__Stored dataset items__
[start]

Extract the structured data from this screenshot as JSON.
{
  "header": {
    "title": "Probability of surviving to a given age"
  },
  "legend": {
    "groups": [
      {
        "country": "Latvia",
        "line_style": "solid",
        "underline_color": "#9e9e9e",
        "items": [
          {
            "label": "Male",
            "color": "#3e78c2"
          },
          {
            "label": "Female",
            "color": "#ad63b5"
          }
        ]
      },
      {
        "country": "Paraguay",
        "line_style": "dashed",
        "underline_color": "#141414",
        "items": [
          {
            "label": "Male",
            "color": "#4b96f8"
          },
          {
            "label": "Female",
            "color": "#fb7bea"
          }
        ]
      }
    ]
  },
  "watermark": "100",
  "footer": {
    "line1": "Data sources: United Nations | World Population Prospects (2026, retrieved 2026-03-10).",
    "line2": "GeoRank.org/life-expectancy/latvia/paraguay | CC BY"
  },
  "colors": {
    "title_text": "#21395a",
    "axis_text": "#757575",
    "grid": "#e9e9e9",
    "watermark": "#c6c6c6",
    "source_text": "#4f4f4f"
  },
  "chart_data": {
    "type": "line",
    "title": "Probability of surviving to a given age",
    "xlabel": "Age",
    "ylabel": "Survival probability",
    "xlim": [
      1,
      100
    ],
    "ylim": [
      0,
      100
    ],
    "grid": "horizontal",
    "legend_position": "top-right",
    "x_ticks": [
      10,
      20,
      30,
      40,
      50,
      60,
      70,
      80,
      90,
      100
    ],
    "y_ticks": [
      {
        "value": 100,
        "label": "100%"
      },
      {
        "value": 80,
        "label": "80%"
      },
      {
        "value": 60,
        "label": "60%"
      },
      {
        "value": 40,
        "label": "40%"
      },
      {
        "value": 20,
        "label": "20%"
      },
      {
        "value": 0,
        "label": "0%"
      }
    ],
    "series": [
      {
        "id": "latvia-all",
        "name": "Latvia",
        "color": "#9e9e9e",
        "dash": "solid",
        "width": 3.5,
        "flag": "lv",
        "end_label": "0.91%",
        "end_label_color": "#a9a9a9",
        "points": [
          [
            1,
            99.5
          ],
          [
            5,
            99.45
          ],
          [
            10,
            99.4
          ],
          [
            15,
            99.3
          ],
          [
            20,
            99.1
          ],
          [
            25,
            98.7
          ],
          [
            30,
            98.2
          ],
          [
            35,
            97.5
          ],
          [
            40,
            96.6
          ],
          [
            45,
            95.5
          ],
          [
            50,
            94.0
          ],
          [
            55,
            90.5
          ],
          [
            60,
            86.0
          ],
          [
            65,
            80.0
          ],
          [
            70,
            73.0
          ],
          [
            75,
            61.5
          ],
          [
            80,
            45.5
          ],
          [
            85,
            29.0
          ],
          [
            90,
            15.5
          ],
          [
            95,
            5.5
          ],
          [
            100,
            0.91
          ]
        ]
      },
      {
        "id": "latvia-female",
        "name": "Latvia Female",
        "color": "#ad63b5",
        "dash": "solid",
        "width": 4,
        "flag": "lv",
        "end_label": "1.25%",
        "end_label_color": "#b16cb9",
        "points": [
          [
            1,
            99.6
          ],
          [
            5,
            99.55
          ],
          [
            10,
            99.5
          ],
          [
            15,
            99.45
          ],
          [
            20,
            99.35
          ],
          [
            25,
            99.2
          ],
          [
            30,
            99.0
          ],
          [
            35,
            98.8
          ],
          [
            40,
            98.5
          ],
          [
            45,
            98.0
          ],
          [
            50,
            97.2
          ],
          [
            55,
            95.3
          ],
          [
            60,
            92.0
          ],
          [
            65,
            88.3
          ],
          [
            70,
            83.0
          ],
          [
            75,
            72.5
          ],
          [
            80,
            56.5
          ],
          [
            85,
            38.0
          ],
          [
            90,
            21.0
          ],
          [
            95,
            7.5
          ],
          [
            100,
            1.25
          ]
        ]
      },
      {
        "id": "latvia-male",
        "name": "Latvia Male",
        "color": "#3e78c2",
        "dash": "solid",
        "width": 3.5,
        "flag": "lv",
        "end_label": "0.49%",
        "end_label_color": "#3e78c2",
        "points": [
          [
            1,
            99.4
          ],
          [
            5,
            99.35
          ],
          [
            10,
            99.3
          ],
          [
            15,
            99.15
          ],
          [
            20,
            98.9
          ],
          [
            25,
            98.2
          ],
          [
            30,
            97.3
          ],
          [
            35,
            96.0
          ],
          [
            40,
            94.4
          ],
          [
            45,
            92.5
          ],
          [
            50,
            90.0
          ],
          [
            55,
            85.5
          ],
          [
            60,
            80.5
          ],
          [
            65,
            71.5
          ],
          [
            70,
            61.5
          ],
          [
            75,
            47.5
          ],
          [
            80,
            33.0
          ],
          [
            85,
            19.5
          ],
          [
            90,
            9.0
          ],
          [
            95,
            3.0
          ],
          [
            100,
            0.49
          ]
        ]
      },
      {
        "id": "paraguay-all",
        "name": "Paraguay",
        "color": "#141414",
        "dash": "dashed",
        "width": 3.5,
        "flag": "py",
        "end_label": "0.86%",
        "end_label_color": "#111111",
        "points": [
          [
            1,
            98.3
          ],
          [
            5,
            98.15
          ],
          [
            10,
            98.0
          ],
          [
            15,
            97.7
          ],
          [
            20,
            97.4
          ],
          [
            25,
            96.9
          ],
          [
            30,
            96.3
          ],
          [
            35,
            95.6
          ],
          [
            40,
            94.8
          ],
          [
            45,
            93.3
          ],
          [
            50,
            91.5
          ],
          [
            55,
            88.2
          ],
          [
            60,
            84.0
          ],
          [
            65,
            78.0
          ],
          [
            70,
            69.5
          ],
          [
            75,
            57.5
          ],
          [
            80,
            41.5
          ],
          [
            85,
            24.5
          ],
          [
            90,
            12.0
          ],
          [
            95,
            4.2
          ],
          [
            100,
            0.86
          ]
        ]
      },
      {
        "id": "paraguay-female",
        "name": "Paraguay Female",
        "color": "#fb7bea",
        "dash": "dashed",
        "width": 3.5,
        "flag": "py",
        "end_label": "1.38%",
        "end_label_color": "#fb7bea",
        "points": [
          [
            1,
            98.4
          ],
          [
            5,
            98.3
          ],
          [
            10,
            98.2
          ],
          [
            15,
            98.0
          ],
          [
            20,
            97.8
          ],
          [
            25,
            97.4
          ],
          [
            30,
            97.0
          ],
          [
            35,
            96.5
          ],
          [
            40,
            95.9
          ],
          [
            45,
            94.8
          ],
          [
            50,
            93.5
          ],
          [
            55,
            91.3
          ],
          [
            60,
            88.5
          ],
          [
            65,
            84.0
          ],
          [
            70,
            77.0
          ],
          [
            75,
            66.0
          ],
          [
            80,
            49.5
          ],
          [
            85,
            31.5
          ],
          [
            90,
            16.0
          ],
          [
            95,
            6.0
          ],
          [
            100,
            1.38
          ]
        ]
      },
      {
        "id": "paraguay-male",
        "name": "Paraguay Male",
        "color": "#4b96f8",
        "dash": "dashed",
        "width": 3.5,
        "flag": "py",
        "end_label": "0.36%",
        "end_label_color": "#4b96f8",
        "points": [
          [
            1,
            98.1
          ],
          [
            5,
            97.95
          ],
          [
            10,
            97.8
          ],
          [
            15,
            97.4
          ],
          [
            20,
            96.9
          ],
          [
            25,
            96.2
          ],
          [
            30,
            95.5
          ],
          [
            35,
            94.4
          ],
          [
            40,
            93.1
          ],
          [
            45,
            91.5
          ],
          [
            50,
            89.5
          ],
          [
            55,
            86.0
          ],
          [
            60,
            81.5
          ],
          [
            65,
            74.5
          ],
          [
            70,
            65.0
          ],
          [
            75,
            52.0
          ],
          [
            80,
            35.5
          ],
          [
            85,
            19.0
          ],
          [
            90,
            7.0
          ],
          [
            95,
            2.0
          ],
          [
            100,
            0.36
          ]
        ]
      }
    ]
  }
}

[end]

__Aim of the task__
How many of the lines above hold the word "value"? Give only that number.

__Correct result__
6